§ **What is required**
Show all lines holding "costs".

§ **Provided data**

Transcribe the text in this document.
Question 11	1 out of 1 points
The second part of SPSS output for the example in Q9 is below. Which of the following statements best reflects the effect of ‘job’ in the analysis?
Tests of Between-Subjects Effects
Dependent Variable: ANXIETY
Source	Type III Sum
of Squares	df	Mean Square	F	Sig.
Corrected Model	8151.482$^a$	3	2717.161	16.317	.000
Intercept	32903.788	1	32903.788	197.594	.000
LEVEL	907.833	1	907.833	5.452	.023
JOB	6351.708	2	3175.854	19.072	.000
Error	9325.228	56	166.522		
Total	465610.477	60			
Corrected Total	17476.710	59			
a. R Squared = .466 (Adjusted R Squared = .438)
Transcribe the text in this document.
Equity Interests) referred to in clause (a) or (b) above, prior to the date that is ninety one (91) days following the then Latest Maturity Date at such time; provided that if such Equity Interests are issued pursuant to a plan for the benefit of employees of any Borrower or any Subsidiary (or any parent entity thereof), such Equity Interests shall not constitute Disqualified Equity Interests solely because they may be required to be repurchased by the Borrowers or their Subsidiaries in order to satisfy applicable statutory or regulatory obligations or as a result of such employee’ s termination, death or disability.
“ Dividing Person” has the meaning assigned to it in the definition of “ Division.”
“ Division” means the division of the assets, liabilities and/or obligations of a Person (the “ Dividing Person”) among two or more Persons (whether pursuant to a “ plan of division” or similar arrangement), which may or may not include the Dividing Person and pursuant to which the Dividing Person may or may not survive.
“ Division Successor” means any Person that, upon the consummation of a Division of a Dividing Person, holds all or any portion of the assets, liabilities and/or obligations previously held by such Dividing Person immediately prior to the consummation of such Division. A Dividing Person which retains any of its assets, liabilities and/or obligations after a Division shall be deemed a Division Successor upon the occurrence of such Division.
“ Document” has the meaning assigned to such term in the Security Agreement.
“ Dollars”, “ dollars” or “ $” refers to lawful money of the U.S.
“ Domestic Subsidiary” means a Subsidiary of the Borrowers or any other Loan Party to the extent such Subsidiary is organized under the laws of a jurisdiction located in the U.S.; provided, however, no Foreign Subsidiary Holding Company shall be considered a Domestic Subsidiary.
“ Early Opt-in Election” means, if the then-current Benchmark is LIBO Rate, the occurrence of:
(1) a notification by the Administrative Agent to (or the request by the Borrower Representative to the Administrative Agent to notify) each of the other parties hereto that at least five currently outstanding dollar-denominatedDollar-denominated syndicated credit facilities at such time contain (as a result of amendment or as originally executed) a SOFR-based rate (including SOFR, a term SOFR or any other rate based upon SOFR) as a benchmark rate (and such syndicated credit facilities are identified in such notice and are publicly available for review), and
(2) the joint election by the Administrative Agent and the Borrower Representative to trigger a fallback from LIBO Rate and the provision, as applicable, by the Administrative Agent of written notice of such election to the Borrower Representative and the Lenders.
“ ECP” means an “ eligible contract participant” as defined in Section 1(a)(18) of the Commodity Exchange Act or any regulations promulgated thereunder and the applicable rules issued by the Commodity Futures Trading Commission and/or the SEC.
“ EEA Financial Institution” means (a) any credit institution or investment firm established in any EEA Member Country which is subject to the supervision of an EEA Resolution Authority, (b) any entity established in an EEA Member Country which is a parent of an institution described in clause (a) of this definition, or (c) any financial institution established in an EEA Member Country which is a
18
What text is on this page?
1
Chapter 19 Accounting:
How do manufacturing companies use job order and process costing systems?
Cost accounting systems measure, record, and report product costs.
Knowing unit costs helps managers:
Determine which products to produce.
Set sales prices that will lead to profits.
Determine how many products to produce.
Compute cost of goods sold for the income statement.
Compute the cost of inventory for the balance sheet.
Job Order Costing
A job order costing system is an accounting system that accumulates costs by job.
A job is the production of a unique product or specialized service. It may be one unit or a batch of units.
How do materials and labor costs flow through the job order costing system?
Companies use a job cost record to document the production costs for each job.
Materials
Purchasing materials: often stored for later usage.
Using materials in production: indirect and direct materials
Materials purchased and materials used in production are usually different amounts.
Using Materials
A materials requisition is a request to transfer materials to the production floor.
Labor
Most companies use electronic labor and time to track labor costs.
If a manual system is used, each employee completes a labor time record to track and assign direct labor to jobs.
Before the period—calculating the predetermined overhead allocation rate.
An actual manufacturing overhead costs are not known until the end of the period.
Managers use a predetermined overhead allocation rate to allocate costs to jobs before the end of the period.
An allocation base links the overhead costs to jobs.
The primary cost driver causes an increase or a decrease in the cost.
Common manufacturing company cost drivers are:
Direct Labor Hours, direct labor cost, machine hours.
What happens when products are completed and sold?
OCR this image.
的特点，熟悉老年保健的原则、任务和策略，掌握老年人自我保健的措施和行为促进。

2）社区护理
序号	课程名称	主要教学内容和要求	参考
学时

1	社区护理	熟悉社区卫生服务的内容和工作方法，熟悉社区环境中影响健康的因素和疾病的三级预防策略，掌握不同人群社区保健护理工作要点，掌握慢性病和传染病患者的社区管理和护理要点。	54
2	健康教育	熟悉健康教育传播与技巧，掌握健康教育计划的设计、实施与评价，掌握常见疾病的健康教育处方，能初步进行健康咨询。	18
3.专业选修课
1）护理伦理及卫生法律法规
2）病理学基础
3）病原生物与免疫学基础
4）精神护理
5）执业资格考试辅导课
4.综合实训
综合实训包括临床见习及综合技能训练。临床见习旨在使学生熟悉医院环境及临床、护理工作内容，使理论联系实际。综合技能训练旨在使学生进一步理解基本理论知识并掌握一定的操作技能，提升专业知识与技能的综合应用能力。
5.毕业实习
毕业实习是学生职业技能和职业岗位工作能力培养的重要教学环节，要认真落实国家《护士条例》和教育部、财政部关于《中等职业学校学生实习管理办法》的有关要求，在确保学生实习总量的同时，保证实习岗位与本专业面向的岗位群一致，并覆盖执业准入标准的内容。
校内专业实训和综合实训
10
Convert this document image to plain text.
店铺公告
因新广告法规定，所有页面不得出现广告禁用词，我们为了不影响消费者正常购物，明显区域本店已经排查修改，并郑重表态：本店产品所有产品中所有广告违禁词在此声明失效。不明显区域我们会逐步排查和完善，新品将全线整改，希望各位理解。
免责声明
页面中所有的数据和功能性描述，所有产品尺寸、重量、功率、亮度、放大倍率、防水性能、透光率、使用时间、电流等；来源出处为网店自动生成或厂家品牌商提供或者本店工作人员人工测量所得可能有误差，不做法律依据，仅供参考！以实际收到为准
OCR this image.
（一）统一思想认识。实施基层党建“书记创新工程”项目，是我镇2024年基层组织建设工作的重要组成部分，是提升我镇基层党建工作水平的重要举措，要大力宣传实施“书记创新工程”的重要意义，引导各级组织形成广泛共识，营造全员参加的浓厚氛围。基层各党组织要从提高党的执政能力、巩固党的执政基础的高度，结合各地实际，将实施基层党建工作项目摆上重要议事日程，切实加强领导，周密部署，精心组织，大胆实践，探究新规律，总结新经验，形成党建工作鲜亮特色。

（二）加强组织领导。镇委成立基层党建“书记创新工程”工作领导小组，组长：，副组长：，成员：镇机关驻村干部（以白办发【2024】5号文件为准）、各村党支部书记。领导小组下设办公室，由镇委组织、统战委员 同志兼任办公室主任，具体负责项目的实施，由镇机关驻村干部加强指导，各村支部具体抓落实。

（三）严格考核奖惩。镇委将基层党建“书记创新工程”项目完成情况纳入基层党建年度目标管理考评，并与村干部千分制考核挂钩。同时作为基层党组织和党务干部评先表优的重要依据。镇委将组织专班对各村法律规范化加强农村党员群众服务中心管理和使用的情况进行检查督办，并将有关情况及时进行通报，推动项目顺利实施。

§ **Task solution**
Cost accounting systems measure, record, and report product costs.
Knowing unit costs helps managers:
A job order costing system is an accounting system that accumulates costs by job.
How do materials and labor costs flow through the job order costing system?
Companies use a job cost record to document the production costs for each job.
Most companies use electronic labor and time to track labor costs.
An actual manufacturing overhead costs are not known until the end of the period.
Managers use a predetermined overhead allocation rate to allocate costs to jobs before the end of the period.
An allocation base links the overhead costs to jobs.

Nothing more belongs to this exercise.